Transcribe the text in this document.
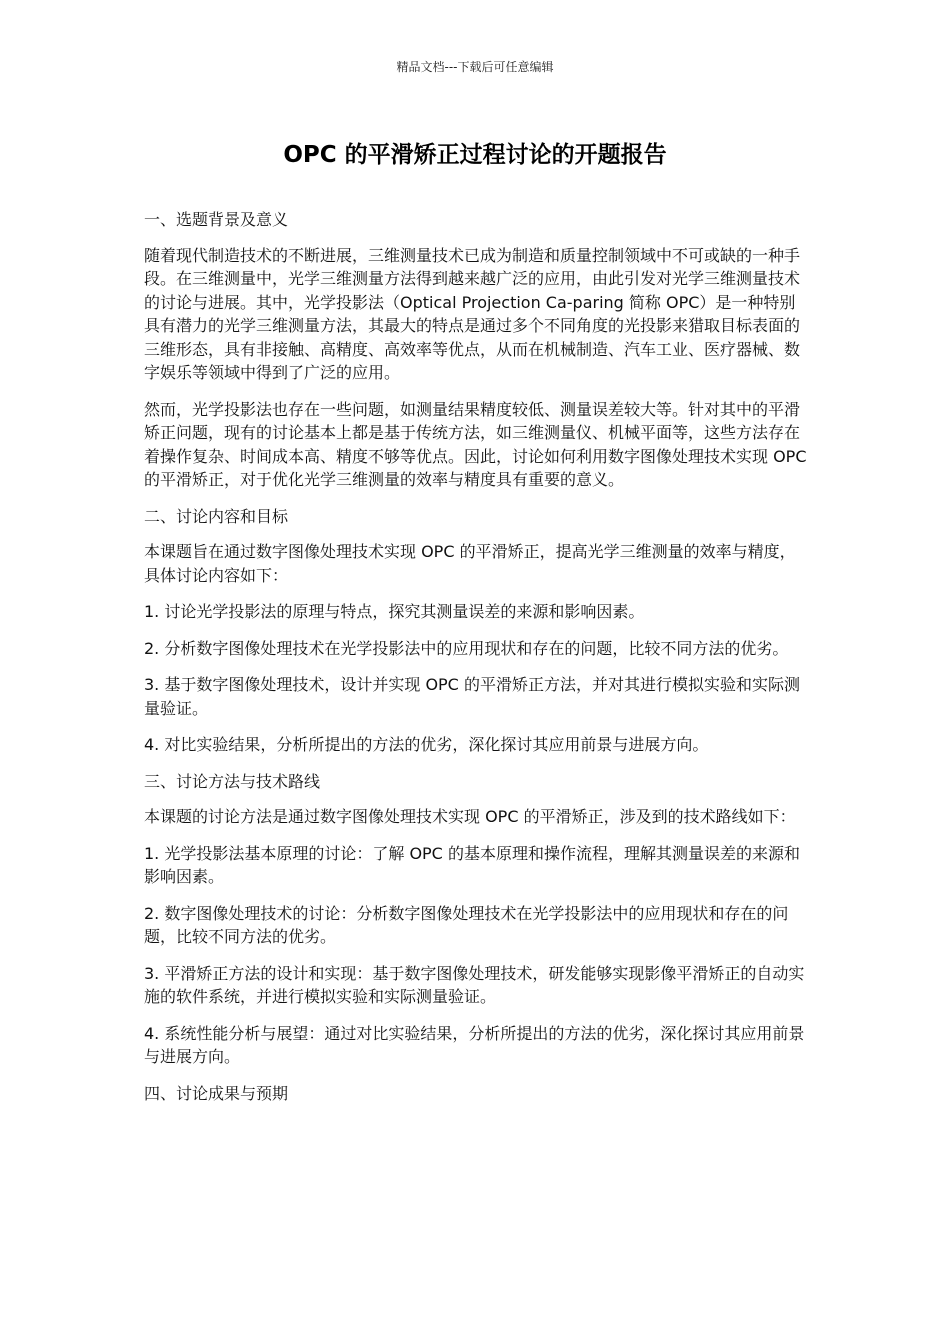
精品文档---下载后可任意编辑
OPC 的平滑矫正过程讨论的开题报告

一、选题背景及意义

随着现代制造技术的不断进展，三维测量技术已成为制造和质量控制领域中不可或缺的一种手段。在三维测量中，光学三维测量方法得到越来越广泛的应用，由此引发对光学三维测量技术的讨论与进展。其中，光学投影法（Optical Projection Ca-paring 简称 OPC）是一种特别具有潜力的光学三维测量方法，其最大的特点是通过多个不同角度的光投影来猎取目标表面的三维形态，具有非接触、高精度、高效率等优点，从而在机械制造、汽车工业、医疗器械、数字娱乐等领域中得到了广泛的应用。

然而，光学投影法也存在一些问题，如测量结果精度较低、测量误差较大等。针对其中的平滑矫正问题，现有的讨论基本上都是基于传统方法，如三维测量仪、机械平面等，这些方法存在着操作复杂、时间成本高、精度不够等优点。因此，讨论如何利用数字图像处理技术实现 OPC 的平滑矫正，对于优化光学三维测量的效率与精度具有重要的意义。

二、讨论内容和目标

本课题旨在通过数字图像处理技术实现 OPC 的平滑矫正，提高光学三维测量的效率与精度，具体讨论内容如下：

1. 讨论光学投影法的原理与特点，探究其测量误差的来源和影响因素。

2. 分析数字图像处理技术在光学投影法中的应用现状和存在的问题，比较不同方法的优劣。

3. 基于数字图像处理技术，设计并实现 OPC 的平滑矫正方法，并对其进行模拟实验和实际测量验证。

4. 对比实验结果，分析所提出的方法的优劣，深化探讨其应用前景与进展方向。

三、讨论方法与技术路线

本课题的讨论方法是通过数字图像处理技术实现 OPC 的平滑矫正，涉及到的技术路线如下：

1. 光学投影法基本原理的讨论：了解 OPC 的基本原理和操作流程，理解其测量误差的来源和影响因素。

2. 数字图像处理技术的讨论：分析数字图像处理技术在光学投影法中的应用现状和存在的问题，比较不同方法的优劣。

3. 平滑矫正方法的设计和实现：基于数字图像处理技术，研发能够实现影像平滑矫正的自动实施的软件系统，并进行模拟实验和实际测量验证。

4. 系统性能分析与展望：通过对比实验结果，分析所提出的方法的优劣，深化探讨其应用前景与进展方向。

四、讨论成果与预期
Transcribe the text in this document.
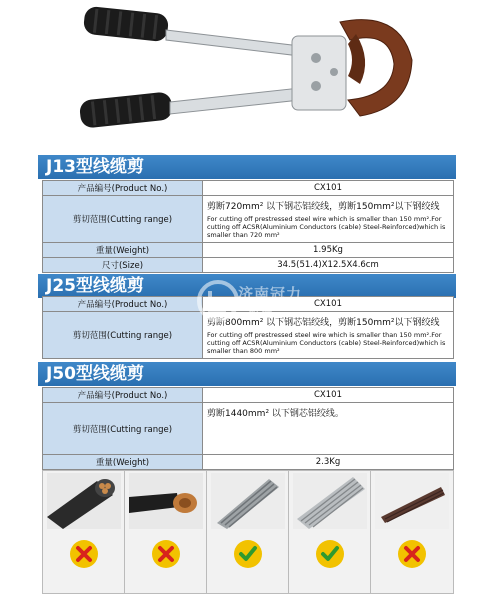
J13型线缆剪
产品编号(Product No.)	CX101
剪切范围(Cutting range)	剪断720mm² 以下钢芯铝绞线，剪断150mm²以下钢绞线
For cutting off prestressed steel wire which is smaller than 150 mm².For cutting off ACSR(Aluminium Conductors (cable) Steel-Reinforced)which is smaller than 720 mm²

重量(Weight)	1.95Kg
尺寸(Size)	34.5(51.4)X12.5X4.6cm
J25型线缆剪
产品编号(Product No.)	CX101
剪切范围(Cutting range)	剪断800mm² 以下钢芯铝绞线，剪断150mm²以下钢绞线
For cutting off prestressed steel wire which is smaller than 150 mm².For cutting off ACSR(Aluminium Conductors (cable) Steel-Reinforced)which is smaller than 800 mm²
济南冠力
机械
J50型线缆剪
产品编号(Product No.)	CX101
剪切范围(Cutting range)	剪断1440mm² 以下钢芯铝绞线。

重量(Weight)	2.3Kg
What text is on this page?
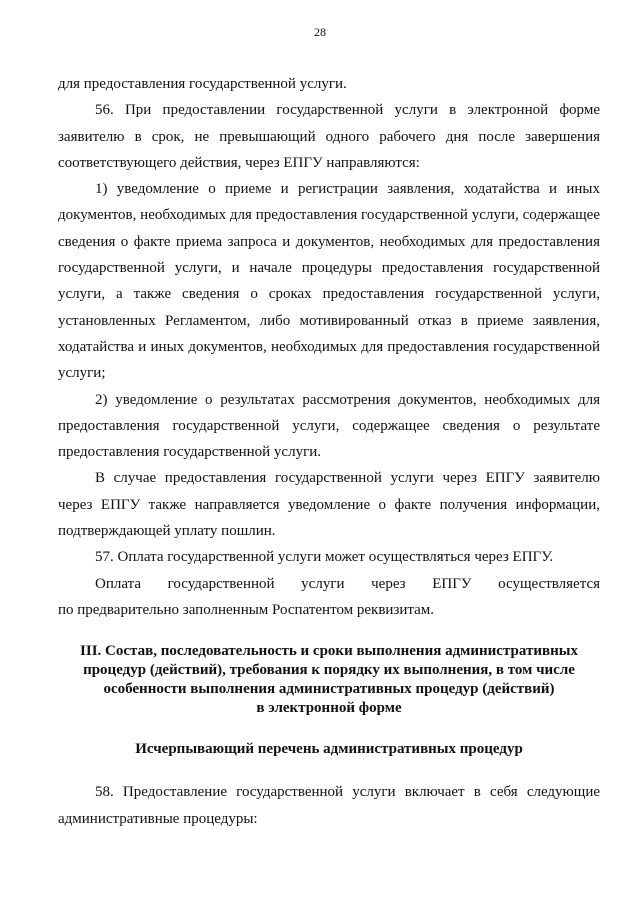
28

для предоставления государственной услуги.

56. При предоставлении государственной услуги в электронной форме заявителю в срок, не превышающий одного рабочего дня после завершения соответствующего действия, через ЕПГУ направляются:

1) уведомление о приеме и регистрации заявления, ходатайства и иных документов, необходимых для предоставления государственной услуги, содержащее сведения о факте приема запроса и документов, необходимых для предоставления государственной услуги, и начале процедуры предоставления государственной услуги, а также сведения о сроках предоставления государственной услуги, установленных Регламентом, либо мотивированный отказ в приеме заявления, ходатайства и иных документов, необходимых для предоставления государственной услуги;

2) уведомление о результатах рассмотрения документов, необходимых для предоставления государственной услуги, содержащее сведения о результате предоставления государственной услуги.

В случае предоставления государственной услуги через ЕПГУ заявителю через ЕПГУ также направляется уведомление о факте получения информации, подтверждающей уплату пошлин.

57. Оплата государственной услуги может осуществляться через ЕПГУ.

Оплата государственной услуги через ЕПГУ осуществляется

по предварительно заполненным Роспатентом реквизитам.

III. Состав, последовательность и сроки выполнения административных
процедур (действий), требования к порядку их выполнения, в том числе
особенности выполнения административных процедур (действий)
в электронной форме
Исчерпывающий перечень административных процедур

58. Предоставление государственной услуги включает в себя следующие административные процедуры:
────────────────
- **EXERCISE BRIEF**: Starting at the line that holds "What text is on this page?", copy each line exactly through the end of the listing, both ends included. Leave the pictures out.

- **SOLUTION FOR THIS EXERCISE**:
What text is on this page?
28

для предоставления государственной услуги.

56. При предоставлении государственной услуги в электронной форме заявителю в срок, не превышающий одного рабочего дня после завершения соответствующего действия, через ЕПГУ направляются:

1) уведомление о приеме и регистрации заявления, ходатайства и иных документов, необходимых для предоставления государственной услуги, содержащее сведения о факте приема запроса и документов, необходимых для предоставления государственной услуги, и начале процедуры предоставления государственной услуги, а также сведения о сроках предоставления государственной услуги, установленных Регламентом, либо мотивированный отказ в приеме заявления, ходатайства и иных документов, необходимых для предоставления государственной услуги;

2) уведомление о результатах рассмотрения документов, необходимых для предоставления государственной услуги, содержащее сведения о результате предоставления государственной услуги.

В случае предоставления государственной услуги через ЕПГУ заявителю через ЕПГУ также направляется уведомление о факте получения информации, подтверждающей уплату пошлин.

57. Оплата государственной услуги может осуществляться через ЕПГУ.

Оплата государственной услуги через ЕПГУ осуществляется

по предварительно заполненным Роспатентом реквизитам.

III. Состав, последовательность и сроки выполнения административных
процедур (действий), требования к порядку их выполнения, в том числе
особенности выполнения административных процедур (действий)
в электронной форме
Исчерпывающий перечень административных процедур

58. Предоставление государственной услуги включает в себя следующие административные процедуры:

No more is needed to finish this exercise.